- EXERCISE DESCRIPTION -
Pull every line containing "account" from the entries.

========================================================================

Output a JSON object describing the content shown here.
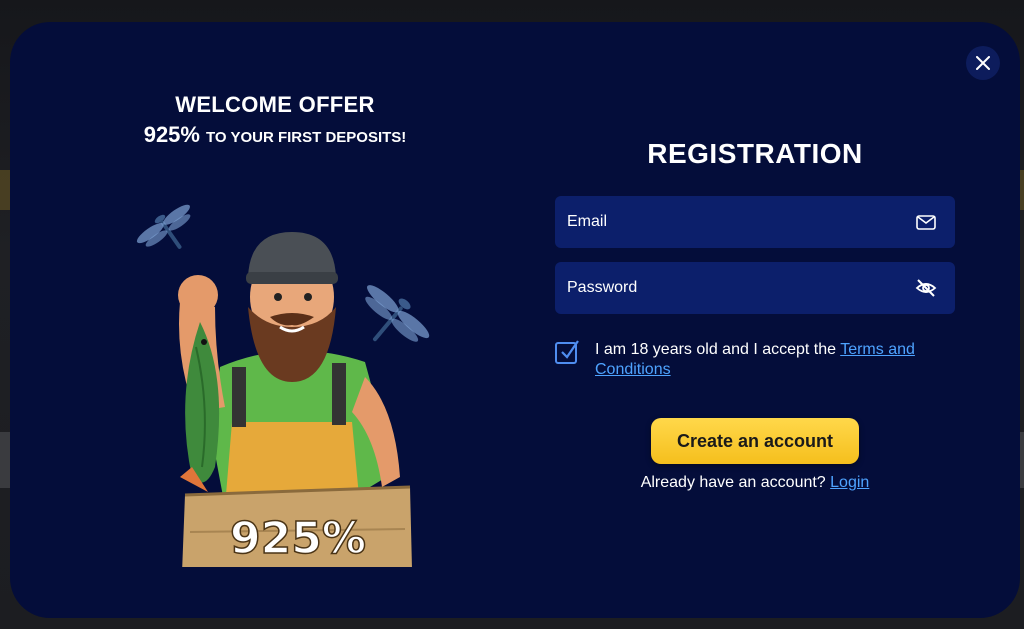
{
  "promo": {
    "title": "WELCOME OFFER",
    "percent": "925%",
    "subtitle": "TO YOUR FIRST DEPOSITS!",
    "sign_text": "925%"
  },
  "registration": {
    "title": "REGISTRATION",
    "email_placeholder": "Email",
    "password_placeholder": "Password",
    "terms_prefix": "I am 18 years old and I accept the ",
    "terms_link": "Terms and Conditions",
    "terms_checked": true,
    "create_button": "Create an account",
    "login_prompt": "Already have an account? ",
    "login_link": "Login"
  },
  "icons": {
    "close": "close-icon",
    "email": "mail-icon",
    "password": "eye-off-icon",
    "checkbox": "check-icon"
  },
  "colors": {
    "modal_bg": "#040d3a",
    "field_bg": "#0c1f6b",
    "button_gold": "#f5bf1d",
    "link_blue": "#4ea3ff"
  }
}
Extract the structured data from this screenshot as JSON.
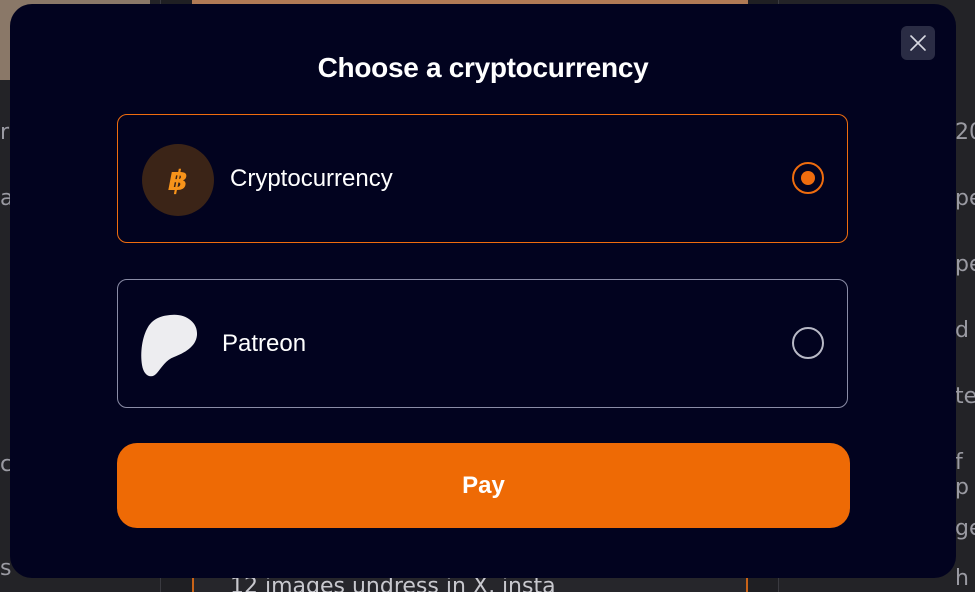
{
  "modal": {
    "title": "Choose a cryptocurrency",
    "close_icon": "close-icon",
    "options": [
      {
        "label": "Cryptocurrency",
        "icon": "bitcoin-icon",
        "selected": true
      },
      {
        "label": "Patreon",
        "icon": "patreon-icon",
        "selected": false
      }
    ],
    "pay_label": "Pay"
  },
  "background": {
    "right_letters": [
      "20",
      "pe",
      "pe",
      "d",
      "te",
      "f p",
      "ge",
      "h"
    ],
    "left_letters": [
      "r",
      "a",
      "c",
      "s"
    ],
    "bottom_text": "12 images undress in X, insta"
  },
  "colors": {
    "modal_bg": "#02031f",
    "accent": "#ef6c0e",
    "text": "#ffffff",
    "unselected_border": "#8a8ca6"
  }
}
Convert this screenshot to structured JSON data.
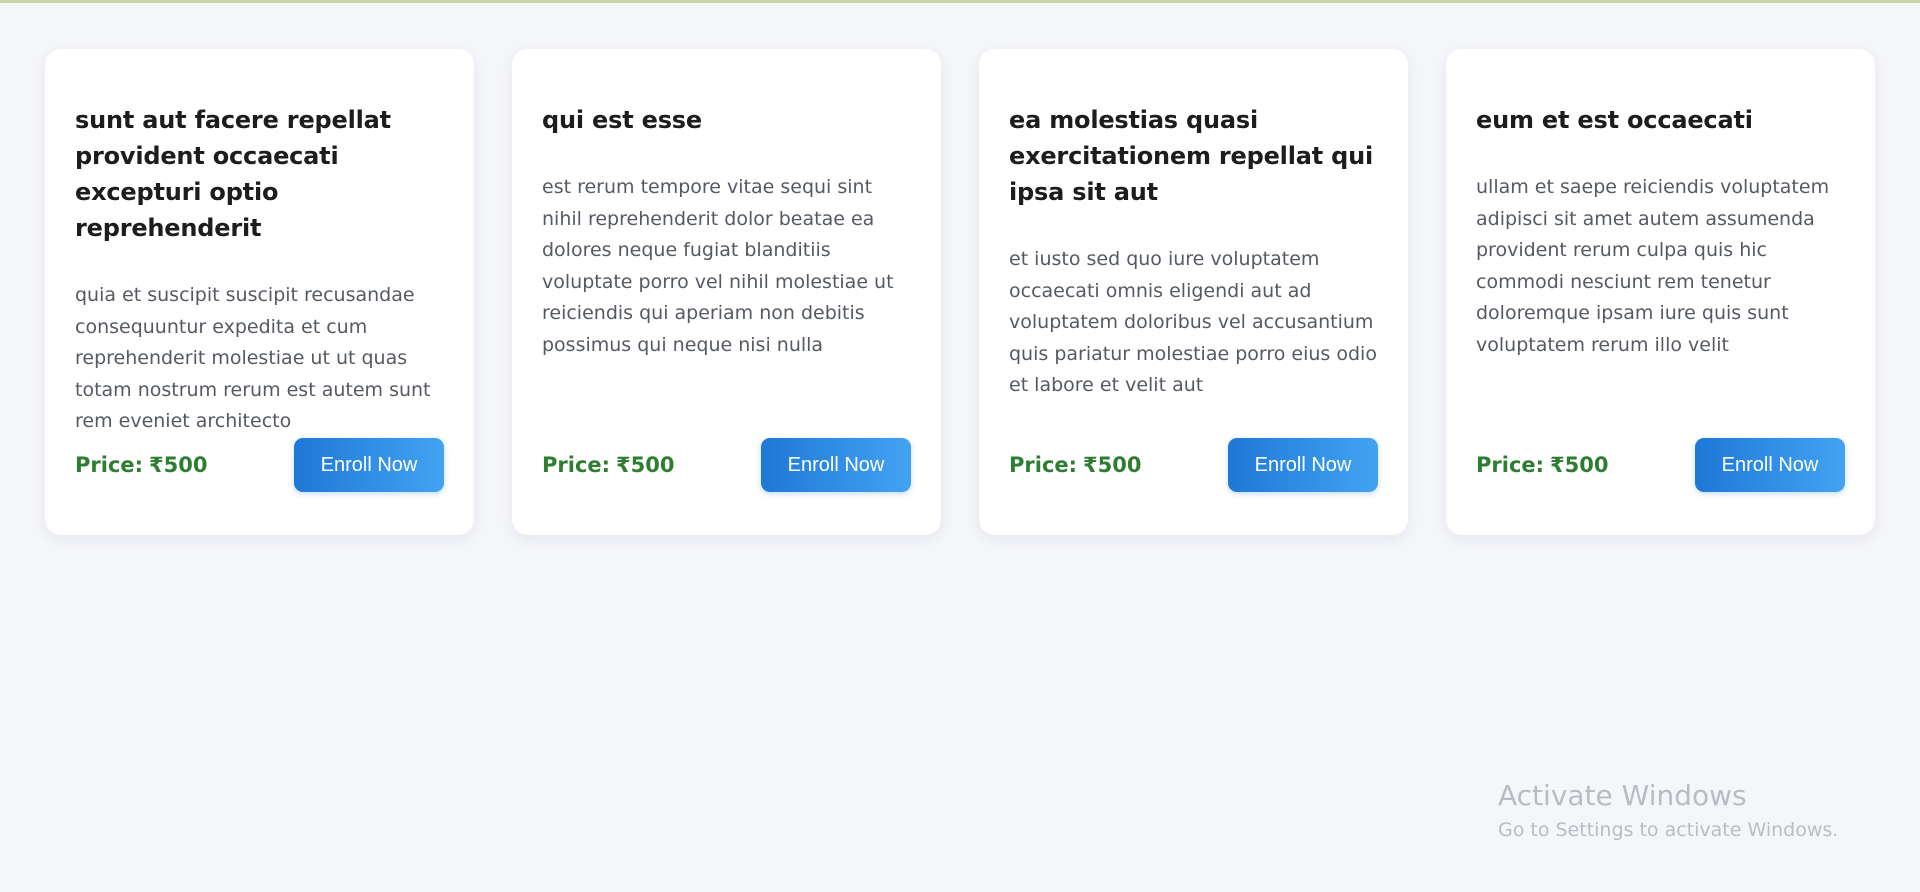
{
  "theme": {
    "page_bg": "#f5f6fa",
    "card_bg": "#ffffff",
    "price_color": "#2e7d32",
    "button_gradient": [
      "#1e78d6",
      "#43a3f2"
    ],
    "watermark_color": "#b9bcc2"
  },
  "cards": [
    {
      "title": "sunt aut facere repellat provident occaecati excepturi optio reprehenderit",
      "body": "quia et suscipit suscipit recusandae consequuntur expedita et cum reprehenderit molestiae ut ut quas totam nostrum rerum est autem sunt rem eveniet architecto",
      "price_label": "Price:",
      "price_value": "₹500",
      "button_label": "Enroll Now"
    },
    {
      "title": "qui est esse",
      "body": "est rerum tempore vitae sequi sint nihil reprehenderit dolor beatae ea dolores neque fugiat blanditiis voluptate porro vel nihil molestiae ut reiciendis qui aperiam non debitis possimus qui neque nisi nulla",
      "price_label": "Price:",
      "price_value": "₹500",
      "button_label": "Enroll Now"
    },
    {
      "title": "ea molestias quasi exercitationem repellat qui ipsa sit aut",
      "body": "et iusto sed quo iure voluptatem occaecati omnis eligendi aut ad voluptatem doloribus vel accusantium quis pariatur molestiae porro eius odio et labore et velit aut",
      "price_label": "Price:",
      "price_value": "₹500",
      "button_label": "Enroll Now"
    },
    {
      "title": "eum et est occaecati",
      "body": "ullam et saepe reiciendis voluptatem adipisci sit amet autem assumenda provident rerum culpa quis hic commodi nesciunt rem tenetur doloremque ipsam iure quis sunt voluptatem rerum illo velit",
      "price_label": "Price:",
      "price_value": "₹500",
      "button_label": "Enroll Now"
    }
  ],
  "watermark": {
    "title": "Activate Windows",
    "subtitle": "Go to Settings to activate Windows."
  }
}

========================================================================

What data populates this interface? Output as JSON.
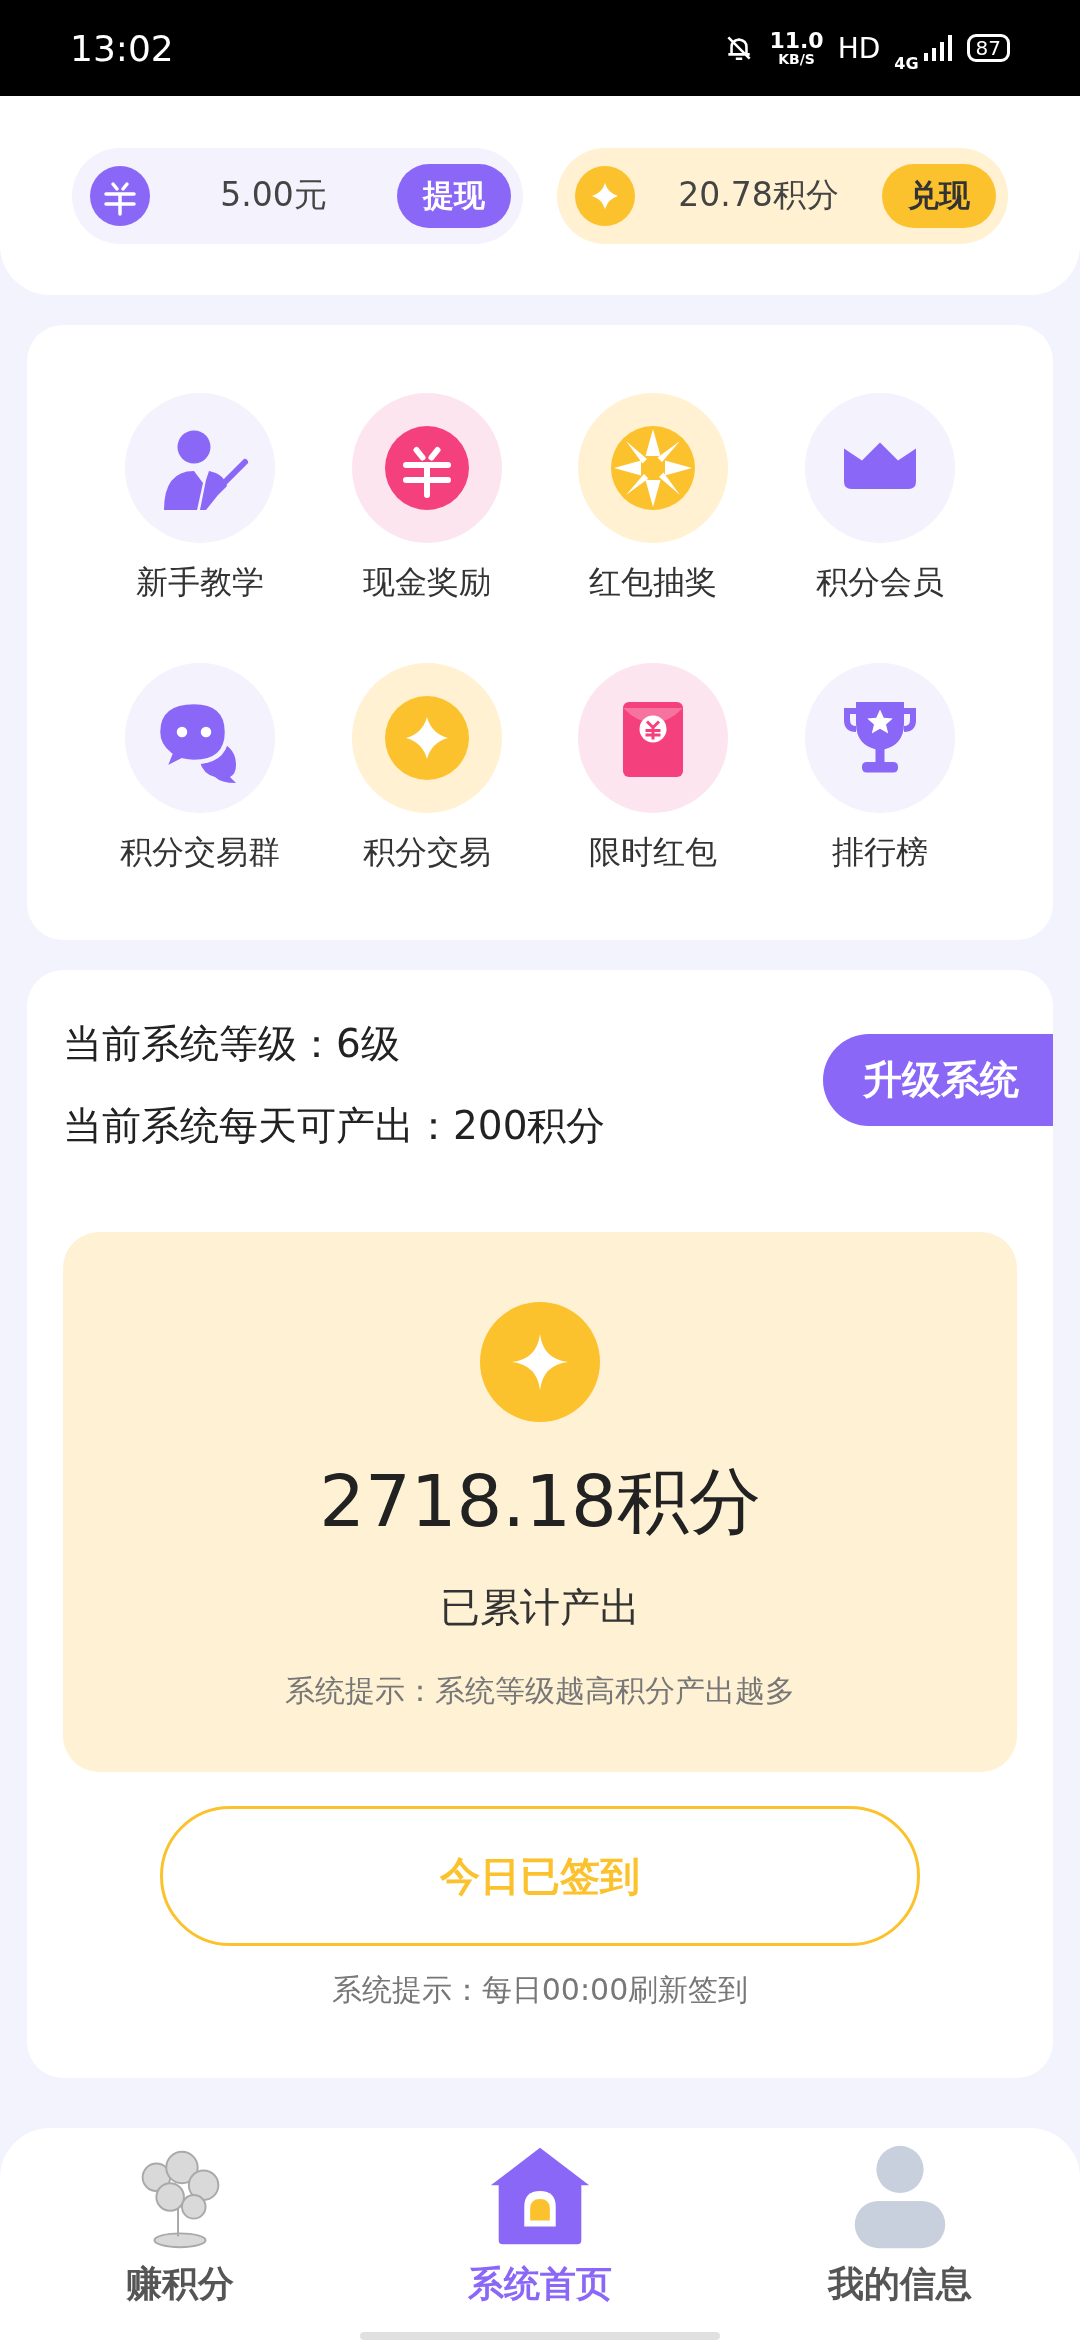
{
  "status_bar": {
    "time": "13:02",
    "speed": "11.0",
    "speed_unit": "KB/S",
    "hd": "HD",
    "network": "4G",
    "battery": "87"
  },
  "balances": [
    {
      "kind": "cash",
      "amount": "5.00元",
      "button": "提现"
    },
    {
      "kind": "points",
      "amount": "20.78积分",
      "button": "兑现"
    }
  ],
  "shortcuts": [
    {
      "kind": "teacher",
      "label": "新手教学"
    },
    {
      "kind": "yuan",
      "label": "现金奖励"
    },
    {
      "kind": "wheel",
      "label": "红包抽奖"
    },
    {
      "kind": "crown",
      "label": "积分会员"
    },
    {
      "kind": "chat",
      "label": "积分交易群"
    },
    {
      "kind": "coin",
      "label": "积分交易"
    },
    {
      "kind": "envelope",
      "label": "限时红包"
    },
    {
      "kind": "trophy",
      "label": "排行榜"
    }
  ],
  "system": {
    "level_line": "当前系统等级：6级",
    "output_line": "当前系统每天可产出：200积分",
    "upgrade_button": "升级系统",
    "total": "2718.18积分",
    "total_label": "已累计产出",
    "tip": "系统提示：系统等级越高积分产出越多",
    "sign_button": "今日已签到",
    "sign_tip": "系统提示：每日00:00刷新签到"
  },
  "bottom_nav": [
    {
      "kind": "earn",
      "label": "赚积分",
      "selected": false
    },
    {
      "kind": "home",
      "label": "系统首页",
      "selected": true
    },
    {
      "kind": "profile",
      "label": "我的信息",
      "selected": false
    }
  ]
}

========================================================================

- EXERCISE RESPONSE -
    "create_button": "Create an account",
    "login_prompt": "Already have an account? ",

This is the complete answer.